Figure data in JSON
#####

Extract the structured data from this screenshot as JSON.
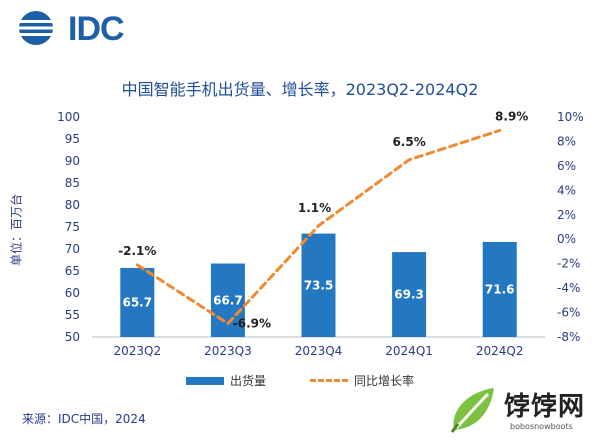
{
  "brand": {
    "logo_text": "IDC"
  },
  "title": "中国智能手机出货量、增长率，2023Q2-2024Q2",
  "source": "来源：IDC中国，2024",
  "watermark": {
    "text": "饽饽网",
    "url": "bobosnowboots"
  },
  "colors": {
    "bar": "#2478c2",
    "line": "#f08a30",
    "text": "#2b3a8a",
    "title": "#1f4e9a"
  },
  "chart_data": {
    "type": "bar",
    "categories": [
      "2023Q2",
      "2023Q3",
      "2023Q4",
      "2024Q1",
      "2024Q2"
    ],
    "series": [
      {
        "name": "出货量",
        "type": "bar",
        "axis": "left",
        "values": [
          65.7,
          66.7,
          73.5,
          69.3,
          71.6
        ]
      },
      {
        "name": "同比增长率",
        "type": "line",
        "style": "dashed",
        "axis": "right",
        "values": [
          -2.1,
          -6.9,
          1.1,
          6.5,
          8.9
        ]
      }
    ],
    "bar_labels": [
      "65.7",
      "66.7",
      "73.5",
      "69.3",
      "71.6"
    ],
    "line_labels": [
      "-2.1%",
      "-6.9%",
      "1.1%",
      "6.5%",
      "8.9%"
    ],
    "ylabel": "单位：百万台",
    "ylim": [
      50,
      100
    ],
    "yticks": [
      "50",
      "55",
      "60",
      "65",
      "70",
      "75",
      "80",
      "85",
      "90",
      "95",
      "100"
    ],
    "y2lim": [
      -8,
      10
    ],
    "y2ticks": [
      "-8%",
      "-6%",
      "-4%",
      "-2%",
      "0%",
      "2%",
      "4%",
      "6%",
      "8%",
      "10%"
    ],
    "grid": false,
    "legend": "bottom"
  }
}
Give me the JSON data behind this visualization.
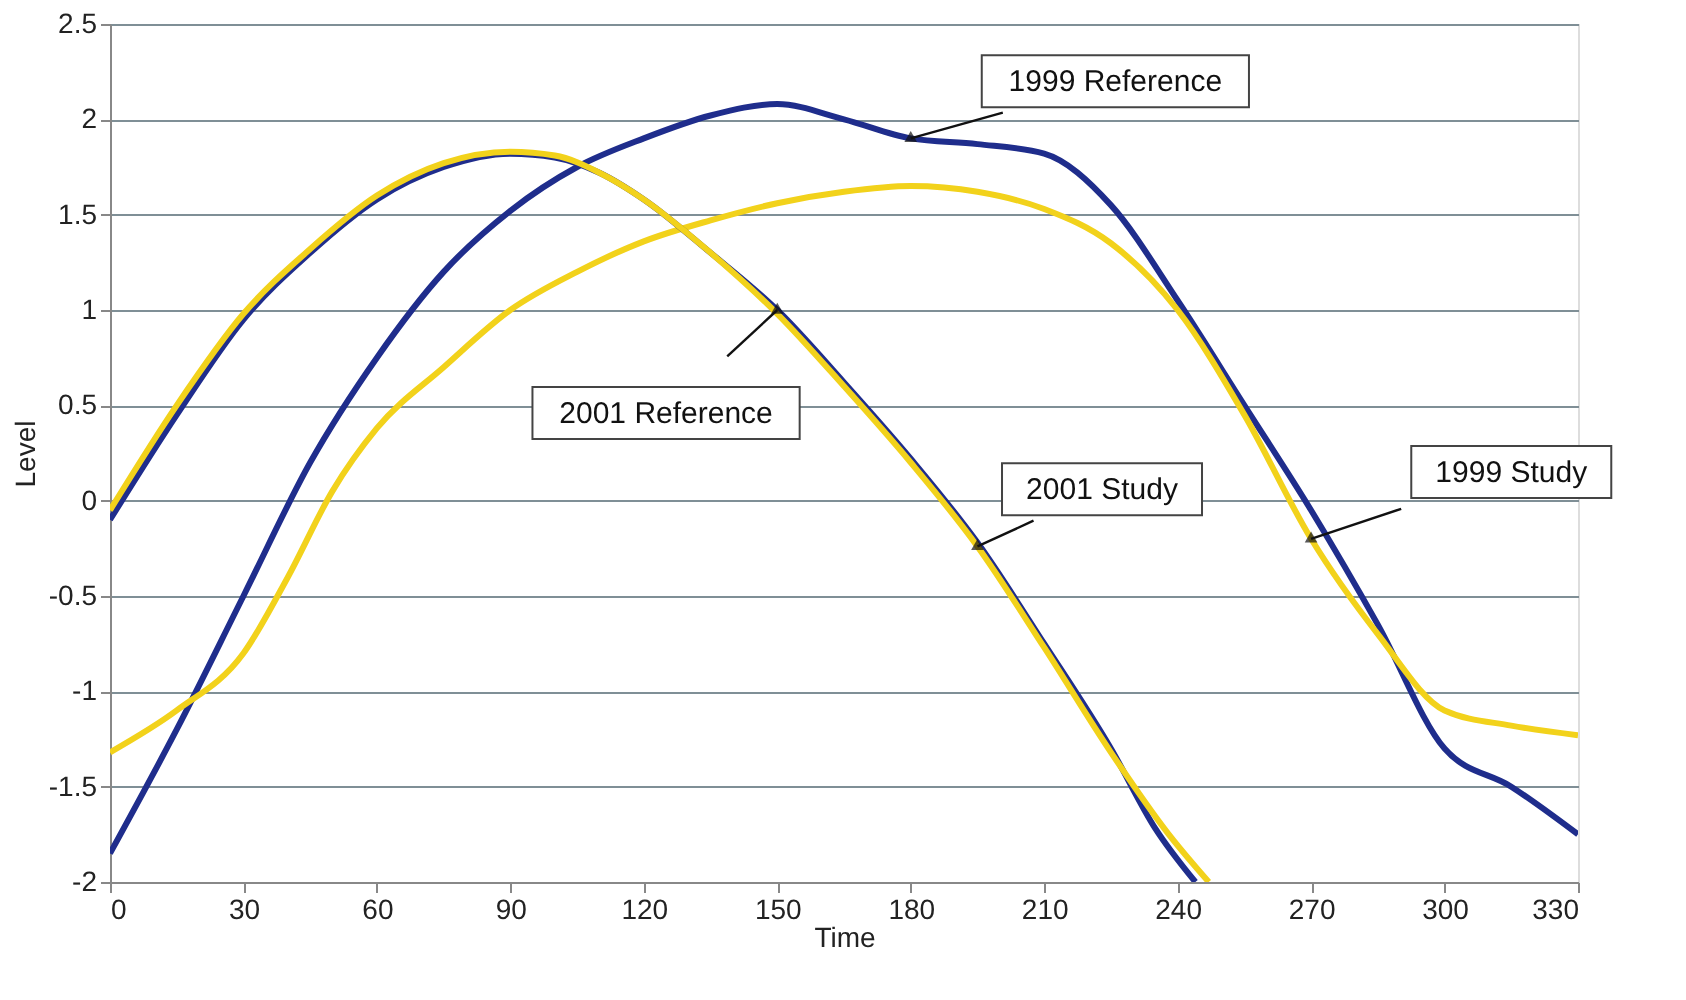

#####

Without the pictures, retype the whole of the material above exactly.

◆ **RESPONSE BELOW**
Extract the structured data from this screenshot as JSON.
{
  "brand": {
    "logo_text": "IDC"
  },
  "title": "中国智能手机出货量、增长率，2023Q2-2024Q2",
  "source": "来源：IDC中国，2024",
  "watermark": {
    "text": "饽饽网",
    "url": "bobosnowboots"
  },
  "colors": {
    "bar": "#2478c2",
    "line": "#f08a30",
    "text": "#2b3a8a",
    "title": "#1f4e9a"
  },
  "chart_data": {
    "type": "bar",
    "categories": [
      "2023Q2",
      "2023Q3",
      "2023Q4",
      "2024Q1",
      "2024Q2"
    ],
    "series": [
      {
        "name": "出货量",
        "type": "bar",
        "axis": "left",
        "values": [
          65.7,
          66.7,
          73.5,
          69.3,
          71.6
        ]
      },
      {
        "name": "同比增长率",
        "type": "line",
        "style": "dashed",
        "axis": "right",
        "values": [
          -2.1,
          -6.9,
          1.1,
          6.5,
          8.9
        ]
      }
    ],
    "bar_labels": [
      "65.7",
      "66.7",
      "73.5",
      "69.3",
      "71.6"
    ],
    "line_labels": [
      "-2.1%",
      "-6.9%",
      "1.1%",
      "6.5%",
      "8.9%"
    ],
    "ylabel": "单位：百万台",
    "ylim": [
      50,
      100
    ],
    "yticks": [
      "50",
      "55",
      "60",
      "65",
      "70",
      "75",
      "80",
      "85",
      "90",
      "95",
      "100"
    ],
    "y2lim": [
      -8,
      10
    ],
    "y2ticks": [
      "-8%",
      "-6%",
      "-4%",
      "-2%",
      "0%",
      "2%",
      "4%",
      "6%",
      "8%",
      "10%"
    ],
    "grid": false,
    "legend": "bottom"
  }
}
Give me the JSON data behind this visualization.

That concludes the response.